The request:
Leave out the pictures and copy each record below exactly.

Records:
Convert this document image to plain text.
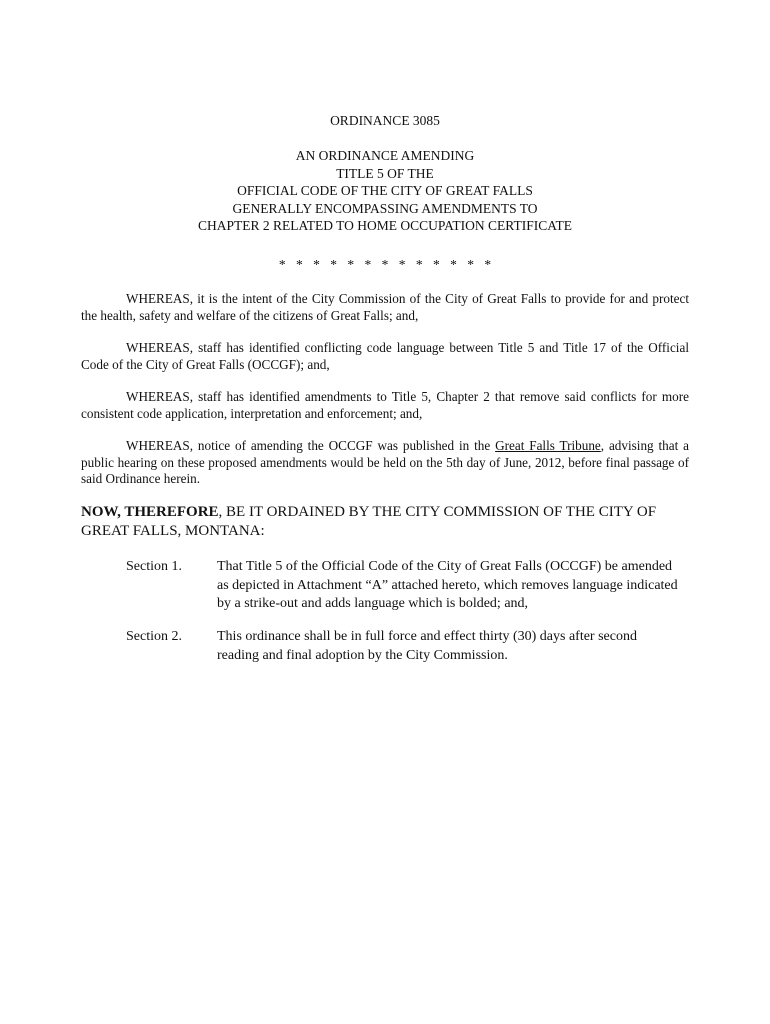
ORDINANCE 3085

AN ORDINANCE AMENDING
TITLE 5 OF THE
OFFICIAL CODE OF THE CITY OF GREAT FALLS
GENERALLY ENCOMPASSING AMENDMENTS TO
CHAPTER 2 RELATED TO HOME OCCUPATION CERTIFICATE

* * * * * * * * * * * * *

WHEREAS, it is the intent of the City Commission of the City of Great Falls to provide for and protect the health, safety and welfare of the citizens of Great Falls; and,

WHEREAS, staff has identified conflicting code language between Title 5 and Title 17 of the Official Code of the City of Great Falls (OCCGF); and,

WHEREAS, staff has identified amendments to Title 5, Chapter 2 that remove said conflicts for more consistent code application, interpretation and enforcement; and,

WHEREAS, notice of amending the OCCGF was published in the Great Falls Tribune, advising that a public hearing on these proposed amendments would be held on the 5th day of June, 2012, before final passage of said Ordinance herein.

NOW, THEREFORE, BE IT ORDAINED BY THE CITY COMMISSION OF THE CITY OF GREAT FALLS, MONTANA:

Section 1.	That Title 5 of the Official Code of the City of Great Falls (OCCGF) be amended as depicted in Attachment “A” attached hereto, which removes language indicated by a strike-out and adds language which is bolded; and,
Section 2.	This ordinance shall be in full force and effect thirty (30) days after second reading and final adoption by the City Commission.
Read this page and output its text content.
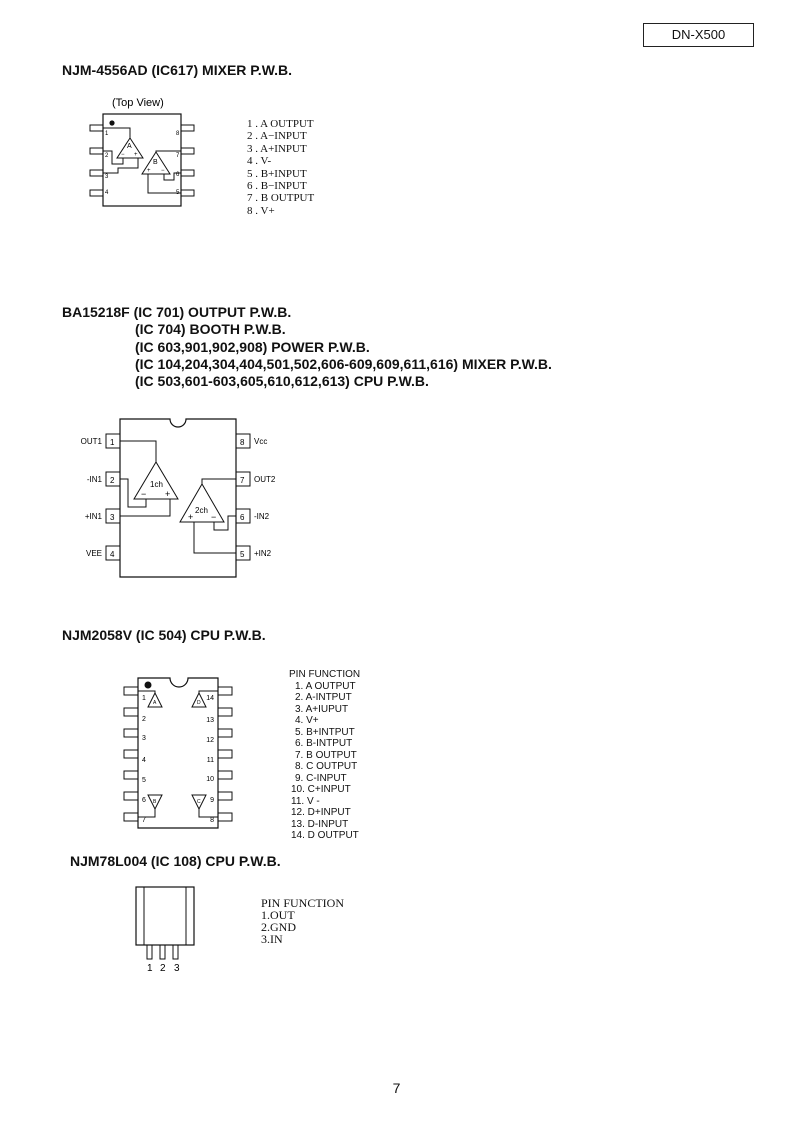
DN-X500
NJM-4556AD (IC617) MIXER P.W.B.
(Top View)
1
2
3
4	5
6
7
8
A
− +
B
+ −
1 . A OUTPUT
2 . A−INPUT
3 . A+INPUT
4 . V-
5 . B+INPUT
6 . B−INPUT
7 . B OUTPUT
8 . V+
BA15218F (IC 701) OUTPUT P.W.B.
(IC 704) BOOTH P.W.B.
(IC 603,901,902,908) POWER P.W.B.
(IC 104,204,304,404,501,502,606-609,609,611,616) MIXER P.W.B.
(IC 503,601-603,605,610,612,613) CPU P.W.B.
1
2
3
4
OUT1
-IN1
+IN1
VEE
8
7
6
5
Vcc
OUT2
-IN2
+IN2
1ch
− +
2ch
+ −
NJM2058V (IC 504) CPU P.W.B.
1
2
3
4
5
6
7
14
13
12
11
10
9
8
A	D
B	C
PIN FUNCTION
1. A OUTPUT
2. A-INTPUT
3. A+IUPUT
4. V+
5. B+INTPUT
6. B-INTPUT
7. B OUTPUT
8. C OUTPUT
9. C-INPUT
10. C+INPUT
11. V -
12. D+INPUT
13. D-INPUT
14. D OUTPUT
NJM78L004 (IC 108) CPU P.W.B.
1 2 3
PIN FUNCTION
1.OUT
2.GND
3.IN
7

Response below:
Convert this document image to plain text.
ORDINANCE 3085

AN ORDINANCE AMENDING
TITLE 5 OF THE
OFFICIAL CODE OF THE CITY OF GREAT FALLS
GENERALLY ENCOMPASSING AMENDMENTS TO
CHAPTER 2 RELATED TO HOME OCCUPATION CERTIFICATE

* * * * * * * * * * * * *

WHEREAS, it is the intent of the City Commission of the City of Great Falls to provide for and protect the health, safety and welfare of the citizens of Great Falls; and,

WHEREAS, staff has identified conflicting code language between Title 5 and Title 17 of the Official Code of the City of Great Falls (OCCGF); and,

WHEREAS, staff has identified amendments to Title 5, Chapter 2 that remove said conflicts for more consistent code application, interpretation and enforcement; and,

WHEREAS, notice of amending the OCCGF was published in the Great Falls Tribune, advising that a public hearing on these proposed amendments would be held on the 5th day of June, 2012, before final passage of said Ordinance herein.

NOW, THEREFORE, BE IT ORDAINED BY THE CITY COMMISSION OF THE CITY OF GREAT FALLS, MONTANA:

Section 1.	That Title 5 of the Official Code of the City of Great Falls (OCCGF) be amended as depicted in Attachment “A” attached hereto, which removes language indicated by a strike-out and adds language which is bolded; and,
Section 2.	This ordinance shall be in full force and effect thirty (30) days after second reading and final adoption by the City Commission.
Read this page and output its text content.
DN-X500
NJM-4556AD (IC617) MIXER P.W.B.
(Top View)
1
2
3
4	5
6
7
8
A
− +
B
+ −
1 . A OUTPUT
2 . A−INPUT
3 . A+INPUT
4 . V-
5 . B+INPUT
6 . B−INPUT
7 . B OUTPUT
8 . V+
BA15218F (IC 701) OUTPUT P.W.B.
(IC 704) BOOTH P.W.B.
(IC 603,901,902,908) POWER P.W.B.
(IC 104,204,304,404,501,502,606-609,609,611,616) MIXER P.W.B.
(IC 503,601-603,605,610,612,613) CPU P.W.B.
1
2
3
4
OUT1
-IN1
+IN1
VEE
8
7
6
5
Vcc
OUT2
-IN2
+IN2
1ch
− +
2ch
+ −
NJM2058V (IC 504) CPU P.W.B.
1
2
3
4
5
6
7
14
13
12
11
10
9
8
A	D
B	C
PIN FUNCTION
1. A OUTPUT
2. A-INTPUT
3. A+IUPUT
4. V+
5. B+INTPUT
6. B-INTPUT
7. B OUTPUT
8. C OUTPUT
9. C-INPUT
10. C+INPUT
11. V -
12. D+INPUT
13. D-INPUT
14. D OUTPUT
NJM78L004 (IC 108) CPU P.W.B.
1 2 3
PIN FUNCTION
1.OUT
2.GND
3.IN
7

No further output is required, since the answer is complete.